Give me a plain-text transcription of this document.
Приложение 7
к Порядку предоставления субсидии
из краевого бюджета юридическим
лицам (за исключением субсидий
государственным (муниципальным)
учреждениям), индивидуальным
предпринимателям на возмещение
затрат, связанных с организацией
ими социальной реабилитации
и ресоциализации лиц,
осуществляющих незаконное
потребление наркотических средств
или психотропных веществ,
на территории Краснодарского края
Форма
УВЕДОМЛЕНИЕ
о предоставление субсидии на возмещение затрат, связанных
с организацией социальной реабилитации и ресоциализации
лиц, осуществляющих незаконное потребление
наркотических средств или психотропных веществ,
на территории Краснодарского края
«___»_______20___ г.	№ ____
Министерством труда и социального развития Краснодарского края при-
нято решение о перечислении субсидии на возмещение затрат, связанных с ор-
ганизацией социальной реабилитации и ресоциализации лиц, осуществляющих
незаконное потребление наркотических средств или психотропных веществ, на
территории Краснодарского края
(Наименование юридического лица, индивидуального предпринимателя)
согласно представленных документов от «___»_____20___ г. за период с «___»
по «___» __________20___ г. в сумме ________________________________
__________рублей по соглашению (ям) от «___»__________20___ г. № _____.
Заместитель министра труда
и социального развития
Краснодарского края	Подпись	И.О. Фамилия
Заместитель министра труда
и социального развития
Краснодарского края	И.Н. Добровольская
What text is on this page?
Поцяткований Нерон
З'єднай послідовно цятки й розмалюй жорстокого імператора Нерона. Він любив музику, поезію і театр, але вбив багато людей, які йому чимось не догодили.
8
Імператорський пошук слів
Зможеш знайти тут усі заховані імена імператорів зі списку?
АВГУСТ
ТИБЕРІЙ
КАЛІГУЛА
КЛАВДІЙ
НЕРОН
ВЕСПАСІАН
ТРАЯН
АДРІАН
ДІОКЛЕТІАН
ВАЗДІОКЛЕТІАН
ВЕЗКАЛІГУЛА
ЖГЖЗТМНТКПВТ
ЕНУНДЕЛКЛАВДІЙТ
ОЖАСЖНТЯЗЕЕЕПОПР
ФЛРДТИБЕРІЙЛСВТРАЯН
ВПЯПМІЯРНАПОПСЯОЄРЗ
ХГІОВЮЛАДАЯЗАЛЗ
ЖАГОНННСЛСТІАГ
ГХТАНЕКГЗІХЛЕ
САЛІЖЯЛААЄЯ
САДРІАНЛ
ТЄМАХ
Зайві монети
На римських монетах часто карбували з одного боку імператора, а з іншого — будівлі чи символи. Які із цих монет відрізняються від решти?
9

※ ※ ※

# [Directions]
Copy out all of the records above with nothing altered.

# [Exercise solution]
Give me a plain-text transcription of this document.
Приложение 7
к Порядку предоставления субсидии
из краевого бюджета юридическим
лицам (за исключением субсидий
государственным (муниципальным)
учреждениям), индивидуальным
предпринимателям на возмещение
затрат, связанных с организацией
ими социальной реабилитации
и ресоциализации лиц,
осуществляющих незаконное
потребление наркотических средств
или психотропных веществ,
на территории Краснодарского края
Форма
УВЕДОМЛЕНИЕ
о предоставление субсидии на возмещение затрат, связанных
с организацией социальной реабилитации и ресоциализации
лиц, осуществляющих незаконное потребление
наркотических средств или психотропных веществ,
на территории Краснодарского края
«___»_______20___ г.	№ ____
Министерством труда и социального развития Краснодарского края при-
нято решение о перечислении субсидии на возмещение затрат, связанных с ор-
ганизацией социальной реабилитации и ресоциализации лиц, осуществляющих
незаконное потребление наркотических средств или психотропных веществ, на
территории Краснодарского края
(Наименование юридического лица, индивидуального предпринимателя)
согласно представленных документов от «___»_____20___ г. за период с «___»
по «___» __________20___ г. в сумме ________________________________
__________рублей по соглашению (ям) от «___»__________20___ г. № _____.
Заместитель министра труда
и социального развития
Краснодарского края	Подпись	И.О. Фамилия
Заместитель министра труда
и социального развития
Краснодарского края	И.Н. Добровольская
What text is on this page?
Поцяткований Нерон
З'єднай послідовно цятки й розмалюй жорстокого імператора Нерона. Він любив музику, поезію і театр, але вбив багато людей, які йому чимось не догодили.
8
Імператорський пошук слів
Зможеш знайти тут усі заховані імена імператорів зі списку?
АВГУСТ
ТИБЕРІЙ
КАЛІГУЛА
КЛАВДІЙ
НЕРОН
ВЕСПАСІАН
ТРАЯН
АДРІАН
ДІОКЛЕТІАН
ВАЗДІОКЛЕТІАН
ВЕЗКАЛІГУЛА
ЖГЖЗТМНТКПВТ
ЕНУНДЕЛКЛАВДІЙТ
ОЖАСЖНТЯЗЕЕЕПОПР
ФЛРДТИБЕРІЙЛСВТРАЯН
ВПЯПМІЯРНАПОПСЯОЄРЗ
ХГІОВЮЛАДАЯЗАЛЗ
ЖАГОНННСЛСТІАГ
ГХТАНЕКГЗІХЛЕ
САЛІЖЯЛААЄЯ
САДРІАНЛ
ТЄМАХ
Зайві монети
На римських монетах часто карбували з одного боку імператора, а з іншого — будівлі чи символи. Які із цих монет відрізняються від решти?
9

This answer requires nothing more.